_TASK STATEMENT_
Below are some records. Say how many of their lines include the string "label", giving only the number.

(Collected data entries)
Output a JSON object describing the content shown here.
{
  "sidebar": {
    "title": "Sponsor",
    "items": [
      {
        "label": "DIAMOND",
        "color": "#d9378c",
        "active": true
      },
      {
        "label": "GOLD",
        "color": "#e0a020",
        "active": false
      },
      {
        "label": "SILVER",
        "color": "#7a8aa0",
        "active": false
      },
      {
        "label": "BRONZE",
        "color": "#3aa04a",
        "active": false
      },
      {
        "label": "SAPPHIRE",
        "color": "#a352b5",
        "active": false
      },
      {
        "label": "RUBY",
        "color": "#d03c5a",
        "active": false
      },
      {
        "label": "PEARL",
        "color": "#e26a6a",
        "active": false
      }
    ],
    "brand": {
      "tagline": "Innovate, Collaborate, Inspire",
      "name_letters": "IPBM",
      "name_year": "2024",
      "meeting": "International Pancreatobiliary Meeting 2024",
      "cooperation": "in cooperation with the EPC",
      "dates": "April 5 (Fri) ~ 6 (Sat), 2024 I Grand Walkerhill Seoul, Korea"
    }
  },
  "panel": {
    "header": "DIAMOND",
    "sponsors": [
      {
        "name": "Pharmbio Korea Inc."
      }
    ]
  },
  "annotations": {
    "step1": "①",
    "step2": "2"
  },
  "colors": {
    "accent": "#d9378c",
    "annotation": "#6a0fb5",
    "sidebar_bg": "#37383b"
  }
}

_SOLUTION_
7